--- begin MATERIAL PROVIDED ---

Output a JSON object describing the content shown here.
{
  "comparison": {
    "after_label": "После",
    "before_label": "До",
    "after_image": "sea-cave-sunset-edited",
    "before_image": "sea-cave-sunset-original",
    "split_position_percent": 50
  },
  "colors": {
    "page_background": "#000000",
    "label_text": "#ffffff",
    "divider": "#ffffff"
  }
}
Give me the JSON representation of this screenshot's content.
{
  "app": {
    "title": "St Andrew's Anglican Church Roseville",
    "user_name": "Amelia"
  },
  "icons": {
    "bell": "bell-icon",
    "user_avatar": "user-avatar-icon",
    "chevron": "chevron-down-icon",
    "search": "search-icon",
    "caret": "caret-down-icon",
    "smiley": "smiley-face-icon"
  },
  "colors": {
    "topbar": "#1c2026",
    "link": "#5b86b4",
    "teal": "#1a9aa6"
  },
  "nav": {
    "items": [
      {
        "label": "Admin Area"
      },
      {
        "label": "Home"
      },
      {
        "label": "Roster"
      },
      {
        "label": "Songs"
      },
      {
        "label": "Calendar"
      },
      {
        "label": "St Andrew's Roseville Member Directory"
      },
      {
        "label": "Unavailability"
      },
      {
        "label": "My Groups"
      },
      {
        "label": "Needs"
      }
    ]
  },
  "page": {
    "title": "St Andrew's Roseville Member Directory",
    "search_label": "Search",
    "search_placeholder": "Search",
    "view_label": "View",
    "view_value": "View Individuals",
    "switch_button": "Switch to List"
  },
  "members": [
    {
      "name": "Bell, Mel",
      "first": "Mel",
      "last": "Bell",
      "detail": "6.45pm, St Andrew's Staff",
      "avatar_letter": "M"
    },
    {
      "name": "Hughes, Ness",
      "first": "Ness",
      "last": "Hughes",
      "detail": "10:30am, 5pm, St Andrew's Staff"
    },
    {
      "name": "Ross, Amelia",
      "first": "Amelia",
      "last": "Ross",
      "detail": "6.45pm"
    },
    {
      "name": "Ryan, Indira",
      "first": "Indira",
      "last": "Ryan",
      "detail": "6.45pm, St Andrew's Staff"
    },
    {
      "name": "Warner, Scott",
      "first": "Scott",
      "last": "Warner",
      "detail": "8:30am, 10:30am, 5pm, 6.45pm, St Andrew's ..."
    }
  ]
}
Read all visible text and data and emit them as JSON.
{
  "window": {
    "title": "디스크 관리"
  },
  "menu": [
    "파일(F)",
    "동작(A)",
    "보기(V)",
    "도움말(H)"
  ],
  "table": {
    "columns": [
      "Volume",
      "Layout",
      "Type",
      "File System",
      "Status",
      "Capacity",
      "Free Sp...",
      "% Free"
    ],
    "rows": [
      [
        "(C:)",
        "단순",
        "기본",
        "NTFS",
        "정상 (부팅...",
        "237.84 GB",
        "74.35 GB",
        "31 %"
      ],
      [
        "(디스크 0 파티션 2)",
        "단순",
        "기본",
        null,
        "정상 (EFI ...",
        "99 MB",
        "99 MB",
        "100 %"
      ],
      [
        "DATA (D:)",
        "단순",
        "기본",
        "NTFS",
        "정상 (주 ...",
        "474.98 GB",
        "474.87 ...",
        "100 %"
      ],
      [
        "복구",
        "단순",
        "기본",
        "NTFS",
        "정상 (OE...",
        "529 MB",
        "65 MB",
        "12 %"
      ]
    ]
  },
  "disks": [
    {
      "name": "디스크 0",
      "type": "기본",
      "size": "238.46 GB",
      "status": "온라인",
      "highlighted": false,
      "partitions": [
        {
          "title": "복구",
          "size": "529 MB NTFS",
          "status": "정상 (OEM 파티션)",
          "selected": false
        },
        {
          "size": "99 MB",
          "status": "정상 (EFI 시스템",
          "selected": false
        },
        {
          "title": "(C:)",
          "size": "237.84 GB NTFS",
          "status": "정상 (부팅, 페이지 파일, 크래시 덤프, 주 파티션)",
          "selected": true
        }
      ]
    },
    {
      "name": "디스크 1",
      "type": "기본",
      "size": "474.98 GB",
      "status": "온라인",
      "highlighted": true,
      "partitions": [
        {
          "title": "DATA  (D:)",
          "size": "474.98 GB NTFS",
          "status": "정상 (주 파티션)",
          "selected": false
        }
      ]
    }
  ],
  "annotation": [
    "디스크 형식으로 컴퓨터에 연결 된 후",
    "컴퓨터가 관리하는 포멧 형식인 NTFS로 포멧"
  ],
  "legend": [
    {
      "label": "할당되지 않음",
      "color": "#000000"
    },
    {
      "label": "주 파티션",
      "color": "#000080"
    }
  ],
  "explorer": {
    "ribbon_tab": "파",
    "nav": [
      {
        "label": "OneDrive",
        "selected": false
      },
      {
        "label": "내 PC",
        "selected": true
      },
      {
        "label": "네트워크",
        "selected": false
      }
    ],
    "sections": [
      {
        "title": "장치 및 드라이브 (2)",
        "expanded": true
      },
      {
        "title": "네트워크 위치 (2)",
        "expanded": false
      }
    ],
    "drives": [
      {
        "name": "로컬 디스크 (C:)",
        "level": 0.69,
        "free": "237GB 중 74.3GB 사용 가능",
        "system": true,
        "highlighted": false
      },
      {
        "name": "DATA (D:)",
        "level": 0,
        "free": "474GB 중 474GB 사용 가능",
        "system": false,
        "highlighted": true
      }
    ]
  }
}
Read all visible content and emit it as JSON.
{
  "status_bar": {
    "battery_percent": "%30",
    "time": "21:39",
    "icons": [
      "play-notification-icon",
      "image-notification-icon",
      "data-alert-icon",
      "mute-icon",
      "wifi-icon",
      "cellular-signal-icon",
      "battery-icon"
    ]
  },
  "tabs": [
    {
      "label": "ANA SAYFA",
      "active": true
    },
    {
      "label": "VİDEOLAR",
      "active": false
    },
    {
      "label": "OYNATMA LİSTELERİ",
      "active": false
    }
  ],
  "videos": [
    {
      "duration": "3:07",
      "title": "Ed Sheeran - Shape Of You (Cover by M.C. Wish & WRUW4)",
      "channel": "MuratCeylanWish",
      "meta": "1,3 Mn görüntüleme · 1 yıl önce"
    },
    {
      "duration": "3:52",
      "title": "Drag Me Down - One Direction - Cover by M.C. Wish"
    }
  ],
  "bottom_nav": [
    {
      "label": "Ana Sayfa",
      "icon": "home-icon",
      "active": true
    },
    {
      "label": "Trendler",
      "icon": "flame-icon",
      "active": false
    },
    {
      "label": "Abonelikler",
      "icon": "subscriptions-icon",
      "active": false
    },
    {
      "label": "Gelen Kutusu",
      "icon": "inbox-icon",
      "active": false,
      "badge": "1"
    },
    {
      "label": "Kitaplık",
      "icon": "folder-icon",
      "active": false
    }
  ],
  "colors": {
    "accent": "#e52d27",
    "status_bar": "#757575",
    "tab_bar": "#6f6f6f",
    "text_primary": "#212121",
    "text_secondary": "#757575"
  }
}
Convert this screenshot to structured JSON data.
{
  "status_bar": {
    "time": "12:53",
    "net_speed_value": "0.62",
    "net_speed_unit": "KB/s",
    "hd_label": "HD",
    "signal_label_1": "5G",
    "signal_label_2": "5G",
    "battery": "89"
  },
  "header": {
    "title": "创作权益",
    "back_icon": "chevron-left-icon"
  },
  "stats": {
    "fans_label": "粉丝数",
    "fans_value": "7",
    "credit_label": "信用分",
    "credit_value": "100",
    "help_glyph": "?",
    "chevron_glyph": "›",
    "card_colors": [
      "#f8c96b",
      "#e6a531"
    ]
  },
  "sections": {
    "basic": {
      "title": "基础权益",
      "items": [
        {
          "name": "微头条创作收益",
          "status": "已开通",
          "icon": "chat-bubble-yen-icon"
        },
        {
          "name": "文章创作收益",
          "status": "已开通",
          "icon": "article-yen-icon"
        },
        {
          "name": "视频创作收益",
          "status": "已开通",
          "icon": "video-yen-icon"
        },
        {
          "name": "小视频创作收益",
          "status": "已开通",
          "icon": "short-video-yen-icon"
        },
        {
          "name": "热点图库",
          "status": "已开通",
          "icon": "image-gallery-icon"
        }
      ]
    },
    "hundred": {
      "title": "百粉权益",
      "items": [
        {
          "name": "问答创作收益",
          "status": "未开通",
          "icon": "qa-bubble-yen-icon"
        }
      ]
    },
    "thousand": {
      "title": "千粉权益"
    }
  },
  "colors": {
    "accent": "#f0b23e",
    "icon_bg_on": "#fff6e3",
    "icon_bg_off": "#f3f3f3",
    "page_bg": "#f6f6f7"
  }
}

--- end MATERIAL PROVIDED ---

* _SHORT PROBLEM_: Where a line contains "Cover", copy that line.

* _WRITTEN ANSWER_:
      "title": "Ed Sheeran - Shape Of You (Cover by M.C. Wish & WRUW4)",
      "title": "Drag Me Down - One Direction - Cover by M.C. Wish"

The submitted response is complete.